Copy out every line containing the word "正人君子".

■ RECORDS TO PROCESS:
----
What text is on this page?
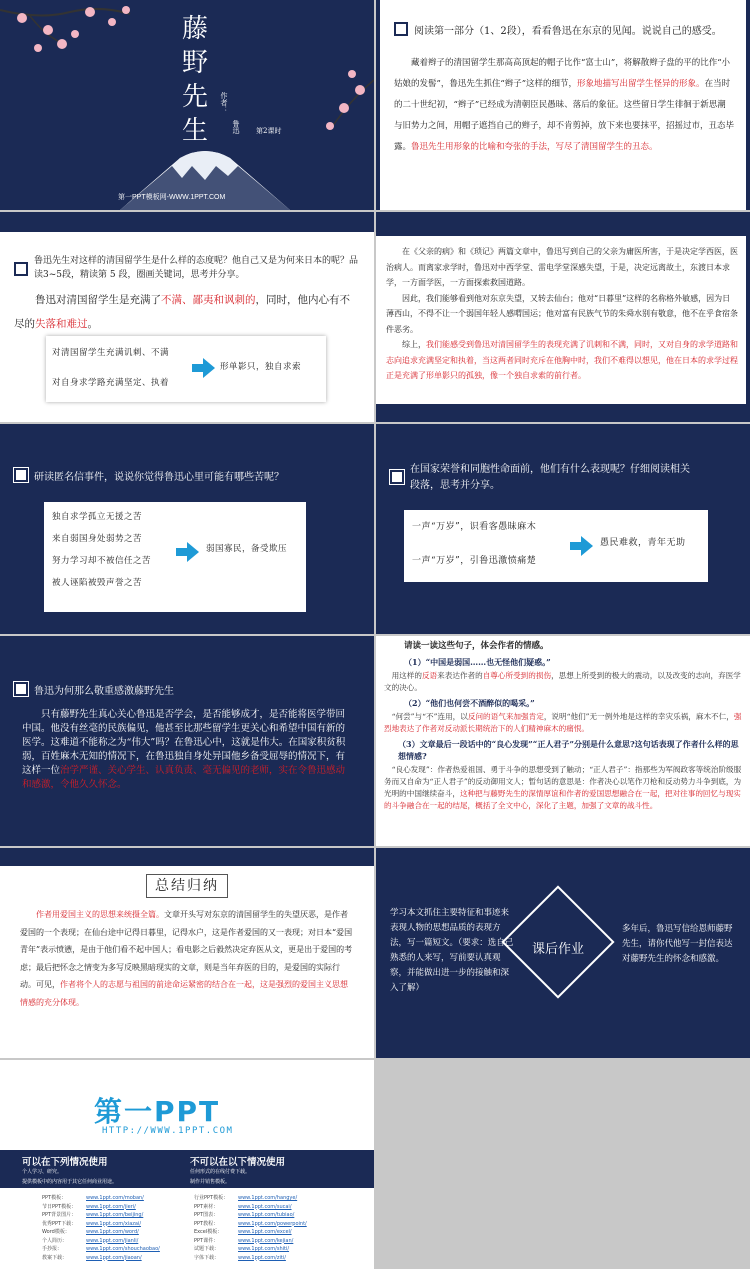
藤
野
先
生
作者：
鲁迅 第2课时
第一PPT模板网-WWW.1PPT.COM
阅读第一部分（1、2段），看看鲁迅在东京的见闻。说说自己的感受。
藏着辫子的清国留学生那高高顶起的帽子比作“富士山”，将解散辫子盘的平的比作“小姑娘的发髻”，鲁迅先生抓住“辫子”这样的细节，形象地描写出留学生怪异的形象。在当时的二十世纪初，“辫子”已经成为清朝臣民愚昧、落后的象征。这些留日学生徘徊于新思潮与旧势力之间，用帽子遮挡自己的辫子，却不肯剪掉，放下来也要抹平，招摇过市，丑态毕露。鲁迅先生用形象的比喻和夸张的手法，写尽了清国留学生的丑态。
鲁迅先生对这样的清国留学生是什么样的态度呢？他自己又是为何来日本的呢？品读3~5段，精读第 5 段，圈画关键词，思考并分享。
鲁迅对清国留学生是充满了不满、鄙夷和讽刺的，同时，他内心有不尽的失落和难过。
对清国留学生充满讥刺、不满
对自身求学路充满坚定、执着
形单影只，独自求索
在《父亲的病》和《琐记》两篇文章中，鲁迅写到自己的父亲为庸医所害，于是决定学西医，医治病人。而离家求学时，鲁迅对中西学堂、雷电学堂深感失望，于是，决定远离故土，东渡日本求学，一方面学医，一方面探索救国道路。
因此，我们能够看到他对东京失望，又转去仙台；他对“日暮里”这样的名称格外敏感，因为日薄西山，不得不让一个弱国年轻人感喟国运；他对富有民族气节的朱舜水别有敬意，他不在乎食宿条件恶劣。
综上，我们能感受到鲁迅对清国留学生的表现充满了讥刺和不满，同时，又对自身的求学道路和志向追求充满坚定和执着，当这两者同时充斥在他胸中时，我们不难得以想见，他在日本的求学过程正是充满了形单影只的孤独，像一个独自求索的前行者。
研读匿名信事件，说说你觉得鲁迅心里可能有哪些苦呢？
独自求学孤立无援之苦
来自弱国身处弱势之苦
努力学习却不被信任之苦
被人诬陷被毁声誉之苦
弱国寡民，备受欺压
在国家荣誉和同胞性命面前，他们有什么表现呢？仔细阅读相关段落，思考并分享。
一声“万岁”，识看客愚昧麻木
一声“万岁”，引鲁迅激愤痛楚
愚民难救，青年无助
鲁迅为何那么敬重感激藤野先生
只有藤野先生真心关心鲁迅是否学会，是否能够成才，是否能将医学带回中国。他没有丝毫的民族偏见，他甚至比那些留学生更关心和希望中国有新的医学。这难道不能称之为“伟大”吗？在鲁迅心中，这就是伟大。在国家积贫积弱，百姓麻木无知的情况下，在鲁迅独自身处异国他乡备受屈辱的情况下，有这样一位治学严谨、关心学生、认真负责、毫无偏见的老师，实在令鲁迅感动和感激，令他久久怀念。
请读一读这些句子，体会作者的情感。
（1）“中国是弱国……也无怪他们疑惑。”
用这样的反语来表达作者的自尊心所受到的损伤，思想上所受到的极大的震动，以及改变的志向，弃医学文的决心。
（2）“他们也何尝不酒醉似的喝采。”
“何尝”与“不”连用，以反问的语气来加强肯定，说明“他们”无一例外地是这样的幸灾乐祸，麻木不仁，强烈地表达了作者对反动派长期统治下的人们精神麻木的痛恨。
（3）文章最后一段话中的“良心发现”“正人君子”分别是什么意思?这句话表现了作者什么样的思想情感?
“良心发现”：作者热爱祖国、勇于斗争的思想受到了触动；“正人君子”：指那些为军阀政客等统治阶级服务而又自命为“正人君子”的反动御用文人；暂句话的意思是：作者决心以笔作刀枪和反动势力斗争到底，为光明的中国继续奋斗，这种把与藤野先生的深情厚谊和作者的爱国思想融合在一起，把对往事的回忆与现实的斗争融合在一起的结尾，概括了全文中心，深化了主题，加强了文章的战斗性。
总结归纳
作者用爱国主义的思想来统摄全篇。文章开头写对东京的清国留学生的失望厌恶，是作者爱国的一个表现；在仙台途中记得日暮里，记得水户，这是作者爱国的又一表现；对日本“爱国青年”表示愤懑，是由于他们看不起中国人；看电影之后毅然决定弃医从文，更是出于爱国的考虑；最后把怀念之情变为多写反映黑暗现实的文章，则是当年弃医的目的，是爱国的实际行动。可见，作者将个人的志愿与祖国的前途命运紧密的结合在一起，这是强烈的爱国主义思想情感的充分体现。
学习本文抓住主要特征和事迹来表现人物的思想品质的表现方法，写一篇短文。（要求：选自己熟悉的人来写，写前要认真观察，并能做出进一步的接触和深入了解）
课后作业
多年后，鲁迅写信给恩师藤野先生，请你代他写一封信表达对藤野先生的怀念和感激。
第一PPT
HTTP://WWW.1PPT.COM
可以在下列情况使用
个人学习、研究。
提供模板中的内容用于其它任何商业用途。
不可以在以下情况使用
任何形式的在线付费下载。
制作并销售模板。
PPT模板：	www.1ppt.com/moban/
节日PPT模板： www.1ppt.com/jieri/
PPT背景图片： www.1ppt.com/beijing/
优秀PPT下载： www.1ppt.com/xiazai/
Word模板：	www.1ppt.com/word/
个人简历：	www.1ppt.com/jianli/
手抄报：	www.1ppt.com/shouchaobao/
教案下载：	www.1ppt.com/jiaoan/
行业PPT模板： www.1ppt.com/hangye/
PPT素材：	www.1ppt.com/sucai/
PPT图表：	www.1ppt.com/tubiao/
PPT教程：	www.1ppt.com/powerpoint/
Excel模板：	www.1ppt.com/excel/
PPT课件：	www.1ppt.com/kejian/
试题下载：	www.1ppt.com/shiti/
字体下载：	www.1ppt.com/ziti/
----
■ WRITTEN REPLY:
（3）文章最后一段话中的“良心发现”“正人君子”分别是什么意思?这句话表现了作者什么样的思想情感?
“良心发现”：作者热爱祖国、勇于斗争的思想受到了触动；“正人君子”：指那些为军阀政客等统治阶级服务而又自命为“正人君子”的反动御用文人；暂句话的意思是：作者决心以笔作刀枪和反动势力斗争到底，为光明的中国继续奋斗，这种把与藤野先生的深情厚谊和作者的爱国思想融合在一起，把对往事的回忆与现实的斗争融合在一起的结尾，概括了全文中心，深化了主题，加强了文章的战斗性。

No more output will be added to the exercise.